To be done | Omit the pictures from the entries below and retype everything else exactly.

Record excerpts |
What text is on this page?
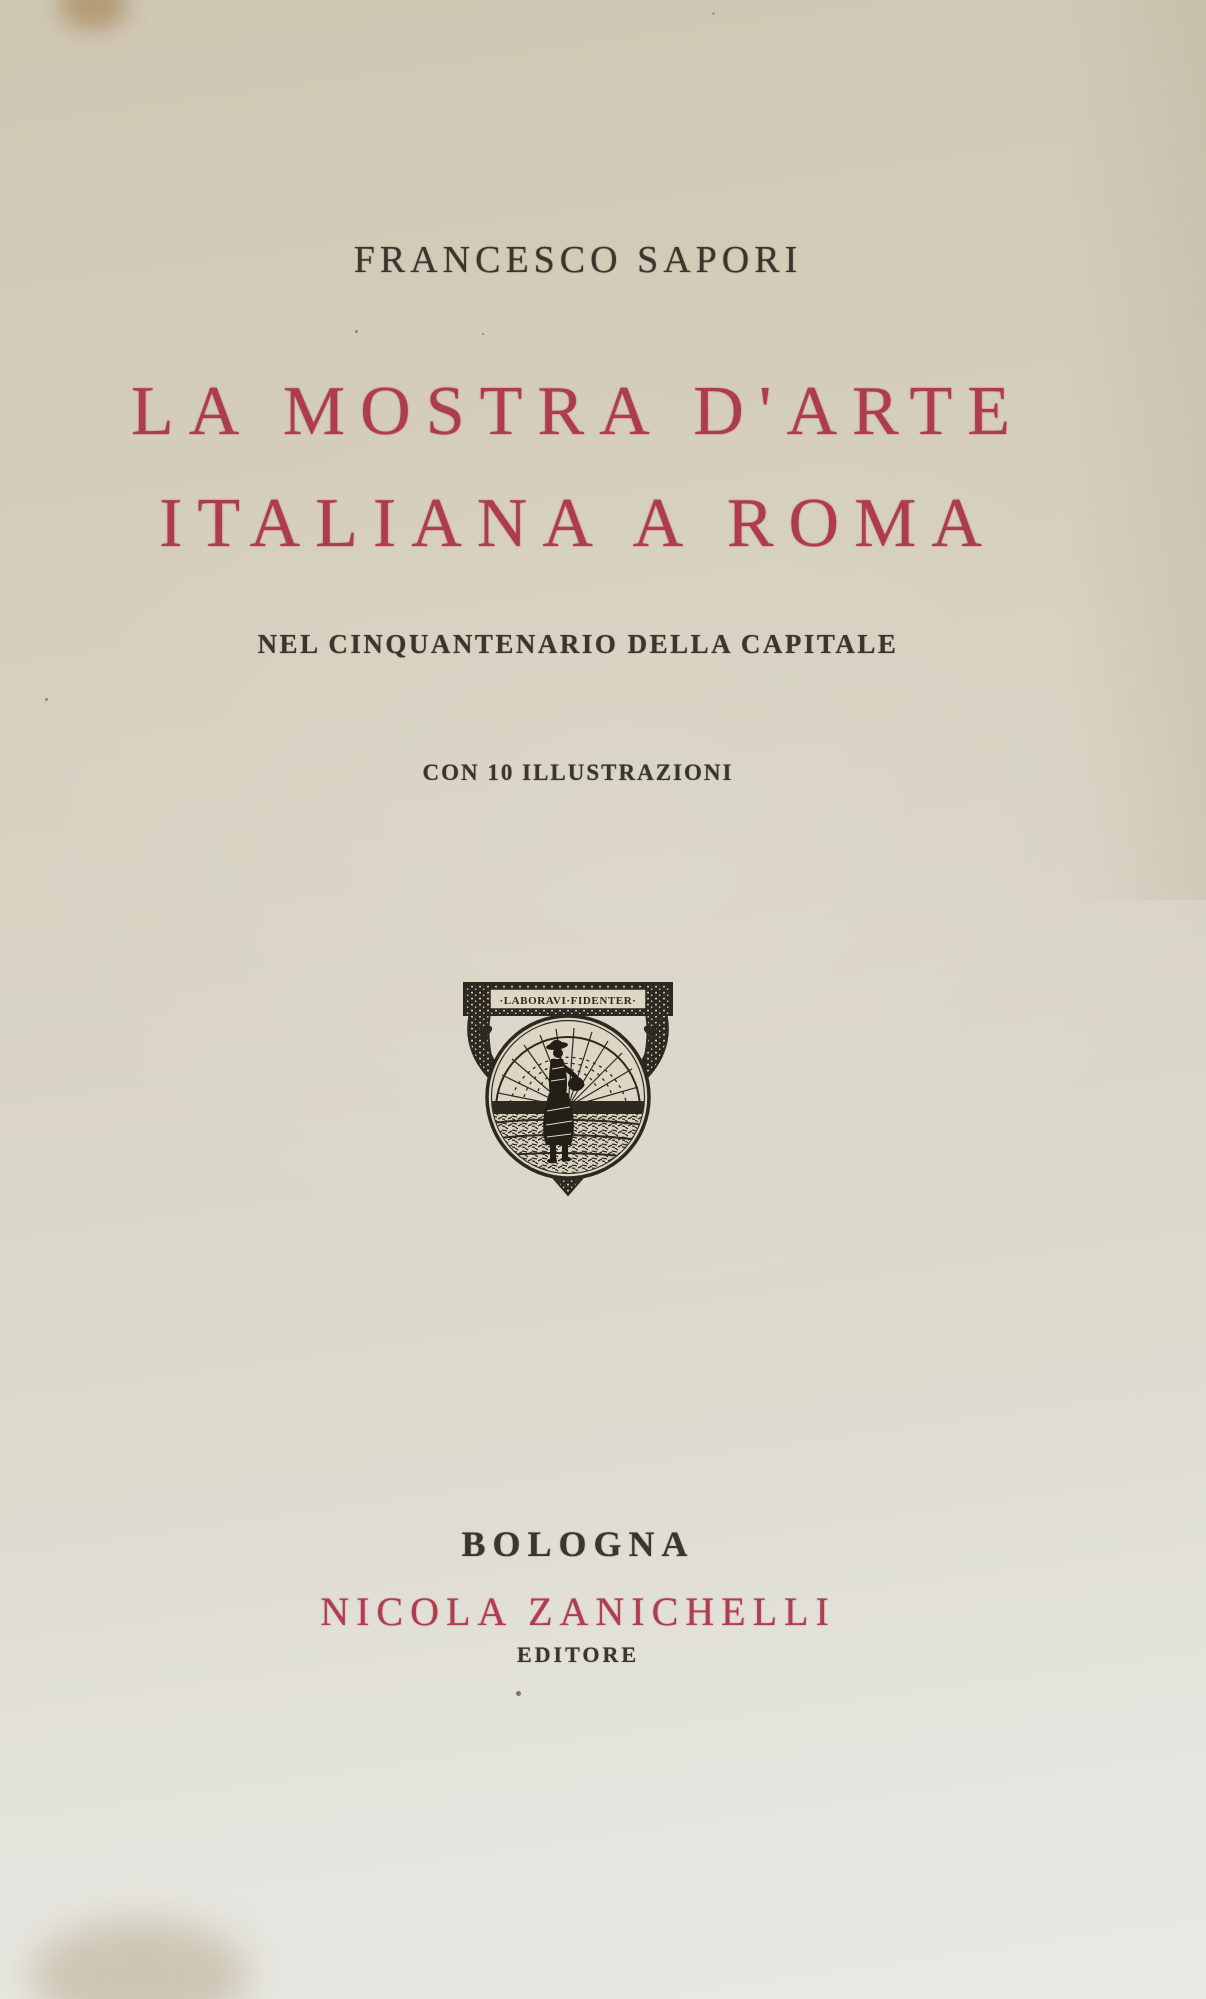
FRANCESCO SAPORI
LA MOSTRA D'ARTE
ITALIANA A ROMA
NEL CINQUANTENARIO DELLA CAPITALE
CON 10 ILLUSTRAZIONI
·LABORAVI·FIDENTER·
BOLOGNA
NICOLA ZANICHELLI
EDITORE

Complete output |
What text is on this page?
FRANCESCO SAPORI
LA MOSTRA D'ARTE
ITALIANA A ROMA
NEL CINQUANTENARIO DELLA CAPITALE
CON 10 ILLUSTRAZIONI
·LABORAVI·FIDENTER·
BOLOGNA
NICOLA ZANICHELLI
EDITORE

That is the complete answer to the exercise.